## Start Records for the exercise

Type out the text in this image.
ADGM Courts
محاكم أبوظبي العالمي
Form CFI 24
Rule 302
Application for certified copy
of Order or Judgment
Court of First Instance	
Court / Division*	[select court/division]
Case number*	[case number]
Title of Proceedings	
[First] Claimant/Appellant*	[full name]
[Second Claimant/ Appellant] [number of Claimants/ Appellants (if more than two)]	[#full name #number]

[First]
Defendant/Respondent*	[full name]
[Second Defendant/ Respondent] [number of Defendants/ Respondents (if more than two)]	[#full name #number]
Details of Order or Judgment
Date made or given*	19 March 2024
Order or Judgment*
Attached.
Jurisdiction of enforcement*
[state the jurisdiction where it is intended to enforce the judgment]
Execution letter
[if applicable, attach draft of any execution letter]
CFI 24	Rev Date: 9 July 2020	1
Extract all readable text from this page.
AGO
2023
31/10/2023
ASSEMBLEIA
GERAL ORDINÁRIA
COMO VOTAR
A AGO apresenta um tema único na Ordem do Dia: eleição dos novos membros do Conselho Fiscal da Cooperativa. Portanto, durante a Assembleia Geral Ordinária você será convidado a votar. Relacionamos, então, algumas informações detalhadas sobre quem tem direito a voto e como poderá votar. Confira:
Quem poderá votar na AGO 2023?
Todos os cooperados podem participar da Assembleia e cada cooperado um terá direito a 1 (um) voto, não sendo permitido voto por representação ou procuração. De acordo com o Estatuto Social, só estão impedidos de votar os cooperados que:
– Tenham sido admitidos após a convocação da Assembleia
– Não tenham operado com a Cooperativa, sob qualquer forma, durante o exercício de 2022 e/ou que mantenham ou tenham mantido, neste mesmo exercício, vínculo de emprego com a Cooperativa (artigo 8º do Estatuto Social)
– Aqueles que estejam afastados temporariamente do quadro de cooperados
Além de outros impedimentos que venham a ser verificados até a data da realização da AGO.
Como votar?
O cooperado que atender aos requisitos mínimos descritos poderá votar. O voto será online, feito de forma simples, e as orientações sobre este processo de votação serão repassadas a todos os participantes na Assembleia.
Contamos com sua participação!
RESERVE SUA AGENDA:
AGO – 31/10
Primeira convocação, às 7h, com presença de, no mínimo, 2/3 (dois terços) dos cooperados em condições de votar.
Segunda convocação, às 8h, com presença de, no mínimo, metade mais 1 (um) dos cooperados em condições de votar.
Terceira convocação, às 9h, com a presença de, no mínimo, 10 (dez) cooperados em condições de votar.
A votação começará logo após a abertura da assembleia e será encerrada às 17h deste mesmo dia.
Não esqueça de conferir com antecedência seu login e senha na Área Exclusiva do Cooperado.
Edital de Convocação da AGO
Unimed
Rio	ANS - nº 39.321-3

## End Records for the exercise

== What to produce ==
From the data above, copy each line where the string "full" appears.

== Exercise response ==
[First] Claimant/Appellant*	[full name]
[Second Claimant/ Appellant] [number of Claimants/ Appellants (if more than two)]	[#full name #number]
Defendant/Respondent*	[full name]
[Second Defendant/ Respondent] [number of Defendants/ Respondents (if more than two)]	[#full name #number]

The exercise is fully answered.